■ THE REQUEST: Your task is to copy the material exactly.

[Begin DATA FOR THIS TASK]

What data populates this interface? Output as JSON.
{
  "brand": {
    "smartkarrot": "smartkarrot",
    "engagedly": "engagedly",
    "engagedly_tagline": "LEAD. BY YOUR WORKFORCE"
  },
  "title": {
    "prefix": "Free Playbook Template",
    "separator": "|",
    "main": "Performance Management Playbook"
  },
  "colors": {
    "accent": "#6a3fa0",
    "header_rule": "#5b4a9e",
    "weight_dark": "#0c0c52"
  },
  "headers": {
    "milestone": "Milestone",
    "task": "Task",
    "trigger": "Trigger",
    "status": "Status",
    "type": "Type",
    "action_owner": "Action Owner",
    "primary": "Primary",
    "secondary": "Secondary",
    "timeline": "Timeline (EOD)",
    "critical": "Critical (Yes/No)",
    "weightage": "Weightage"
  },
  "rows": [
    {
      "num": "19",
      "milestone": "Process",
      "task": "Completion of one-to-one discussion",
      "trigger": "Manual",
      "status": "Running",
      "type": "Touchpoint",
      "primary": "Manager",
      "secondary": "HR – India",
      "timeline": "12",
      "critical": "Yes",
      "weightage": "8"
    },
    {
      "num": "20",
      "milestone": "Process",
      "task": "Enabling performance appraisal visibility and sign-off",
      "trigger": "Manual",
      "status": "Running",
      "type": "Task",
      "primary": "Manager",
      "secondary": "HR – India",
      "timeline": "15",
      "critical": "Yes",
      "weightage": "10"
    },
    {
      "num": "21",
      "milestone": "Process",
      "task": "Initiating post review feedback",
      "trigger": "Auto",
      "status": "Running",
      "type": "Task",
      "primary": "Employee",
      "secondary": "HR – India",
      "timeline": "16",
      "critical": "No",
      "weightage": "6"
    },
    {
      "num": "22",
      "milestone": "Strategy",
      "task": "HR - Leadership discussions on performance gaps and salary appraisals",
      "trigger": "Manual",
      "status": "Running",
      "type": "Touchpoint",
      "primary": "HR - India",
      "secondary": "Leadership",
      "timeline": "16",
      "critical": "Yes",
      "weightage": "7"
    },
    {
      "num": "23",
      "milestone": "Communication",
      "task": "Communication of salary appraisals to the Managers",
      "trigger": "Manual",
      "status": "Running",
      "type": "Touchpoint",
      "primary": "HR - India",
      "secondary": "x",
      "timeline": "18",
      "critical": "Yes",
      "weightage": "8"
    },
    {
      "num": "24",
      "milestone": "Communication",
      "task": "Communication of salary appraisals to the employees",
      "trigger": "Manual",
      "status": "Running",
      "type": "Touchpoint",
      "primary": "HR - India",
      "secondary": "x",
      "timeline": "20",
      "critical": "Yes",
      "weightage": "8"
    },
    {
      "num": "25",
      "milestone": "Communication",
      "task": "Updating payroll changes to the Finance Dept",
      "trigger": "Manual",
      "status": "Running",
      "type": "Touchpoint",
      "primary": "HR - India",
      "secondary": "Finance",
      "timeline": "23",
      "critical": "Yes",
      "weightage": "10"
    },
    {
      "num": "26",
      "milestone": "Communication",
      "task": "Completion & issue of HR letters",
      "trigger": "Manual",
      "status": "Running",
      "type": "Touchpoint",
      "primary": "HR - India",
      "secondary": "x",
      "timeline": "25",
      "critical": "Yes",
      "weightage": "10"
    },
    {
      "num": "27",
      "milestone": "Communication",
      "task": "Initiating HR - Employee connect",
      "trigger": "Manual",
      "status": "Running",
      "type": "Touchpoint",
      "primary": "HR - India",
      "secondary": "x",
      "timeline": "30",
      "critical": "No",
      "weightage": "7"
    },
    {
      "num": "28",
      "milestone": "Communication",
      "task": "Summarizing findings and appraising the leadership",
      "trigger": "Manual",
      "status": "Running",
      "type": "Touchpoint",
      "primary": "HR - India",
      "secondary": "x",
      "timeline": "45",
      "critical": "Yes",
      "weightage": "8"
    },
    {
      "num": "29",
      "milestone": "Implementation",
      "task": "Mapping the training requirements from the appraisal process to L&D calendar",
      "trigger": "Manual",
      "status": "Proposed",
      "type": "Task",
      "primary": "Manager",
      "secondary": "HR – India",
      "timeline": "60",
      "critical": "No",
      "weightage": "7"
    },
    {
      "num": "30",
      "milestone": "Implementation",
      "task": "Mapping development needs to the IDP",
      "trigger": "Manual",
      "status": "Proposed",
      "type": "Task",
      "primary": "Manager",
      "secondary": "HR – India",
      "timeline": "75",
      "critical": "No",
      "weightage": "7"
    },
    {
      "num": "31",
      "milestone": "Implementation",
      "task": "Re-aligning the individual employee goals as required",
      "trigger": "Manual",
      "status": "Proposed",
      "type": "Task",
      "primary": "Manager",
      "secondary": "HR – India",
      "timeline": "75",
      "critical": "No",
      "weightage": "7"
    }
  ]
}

[End DATA FOR THIS TASK]

■ RIGHT ANSWER:
What data populates this interface? Output as JSON.
{
  "brand": {
    "smartkarrot": "smartkarrot",
    "engagedly": "engagedly",
    "engagedly_tagline": "LEAD. BY YOUR WORKFORCE"
  },
  "title": {
    "prefix": "Free Playbook Template",
    "separator": "|",
    "main": "Performance Management Playbook"
  },
  "colors": {
    "accent": "#6a3fa0",
    "header_rule": "#5b4a9e",
    "weight_dark": "#0c0c52"
  },
  "headers": {
    "milestone": "Milestone",
    "task": "Task",
    "trigger": "Trigger",
    "status": "Status",
    "type": "Type",
    "action_owner": "Action Owner",
    "primary": "Primary",
    "secondary": "Secondary",
    "timeline": "Timeline (EOD)",
    "critical": "Critical (Yes/No)",
    "weightage": "Weightage"
  },
  "rows": [
    {
      "num": "19",
      "milestone": "Process",
      "task": "Completion of one-to-one discussion",
      "trigger": "Manual",
      "status": "Running",
      "type": "Touchpoint",
      "primary": "Manager",
      "secondary": "HR – India",
      "timeline": "12",
      "critical": "Yes",
      "weightage": "8"
    },
    {
      "num": "20",
      "milestone": "Process",
      "task": "Enabling performance appraisal visibility and sign-off",
      "trigger": "Manual",
      "status": "Running",
      "type": "Task",
      "primary": "Manager",
      "secondary": "HR – India",
      "timeline": "15",
      "critical": "Yes",
      "weightage": "10"
    },
    {
      "num": "21",
      "milestone": "Process",
      "task": "Initiating post review feedback",
      "trigger": "Auto",
      "status": "Running",
      "type": "Task",
      "primary": "Employee",
      "secondary": "HR – India",
      "timeline": "16",
      "critical": "No",
      "weightage": "6"
    },
    {
      "num": "22",
      "milestone": "Strategy",
      "task": "HR - Leadership discussions on performance gaps and salary appraisals",
      "trigger": "Manual",
      "status": "Running",
      "type": "Touchpoint",
      "primary": "HR - India",
      "secondary": "Leadership",
      "timeline": "16",
      "critical": "Yes",
      "weightage": "7"
    },
    {
      "num": "23",
      "milestone": "Communication",
      "task": "Communication of salary appraisals to the Managers",
      "trigger": "Manual",
      "status": "Running",
      "type": "Touchpoint",
      "primary": "HR - India",
      "secondary": "x",
      "timeline": "18",
      "critical": "Yes",
      "weightage": "8"
    },
    {
      "num": "24",
      "milestone": "Communication",
      "task": "Communication of salary appraisals to the employees",
      "trigger": "Manual",
      "status": "Running",
      "type": "Touchpoint",
      "primary": "HR - India",
      "secondary": "x",
      "timeline": "20",
      "critical": "Yes",
      "weightage": "8"
    },
    {
      "num": "25",
      "milestone": "Communication",
      "task": "Updating payroll changes to the Finance Dept",
      "trigger": "Manual",
      "status": "Running",
      "type": "Touchpoint",
      "primary": "HR - India",
      "secondary": "Finance",
      "timeline": "23",
      "critical": "Yes",
      "weightage": "10"
    },
    {
      "num": "26",
      "milestone": "Communication",
      "task": "Completion & issue of HR letters",
      "trigger": "Manual",
      "status": "Running",
      "type": "Touchpoint",
      "primary": "HR - India",
      "secondary": "x",
      "timeline": "25",
      "critical": "Yes",
      "weightage": "10"
    },
    {
      "num": "27",
      "milestone": "Communication",
      "task": "Initiating HR - Employee connect",
      "trigger": "Manual",
      "status": "Running",
      "type": "Touchpoint",
      "primary": "HR - India",
      "secondary": "x",
      "timeline": "30",
      "critical": "No",
      "weightage": "7"
    },
    {
      "num": "28",
      "milestone": "Communication",
      "task": "Summarizing findings and appraising the leadership",
      "trigger": "Manual",
      "status": "Running",
      "type": "Touchpoint",
      "primary": "HR - India",
      "secondary": "x",
      "timeline": "45",
      "critical": "Yes",
      "weightage": "8"
    },
    {
      "num": "29",
      "milestone": "Implementation",
      "task": "Mapping the training requirements from the appraisal process to L&D calendar",
      "trigger": "Manual",
      "status": "Proposed",
      "type": "Task",
      "primary": "Manager",
      "secondary": "HR – India",
      "timeline": "60",
      "critical": "No",
      "weightage": "7"
    },
    {
      "num": "30",
      "milestone": "Implementation",
      "task": "Mapping development needs to the IDP",
      "trigger": "Manual",
      "status": "Proposed",
      "type": "Task",
      "primary": "Manager",
      "secondary": "HR – India",
      "timeline": "75",
      "critical": "No",
      "weightage": "7"
    },
    {
      "num": "31",
      "milestone": "Implementation",
      "task": "Re-aligning the individual employee goals as required",
      "trigger": "Manual",
      "status": "Proposed",
      "type": "Task",
      "primary": "Manager",
      "secondary": "HR – India",
      "timeline": "75",
      "critical": "No",
      "weightage": "7"
    }
  ]
}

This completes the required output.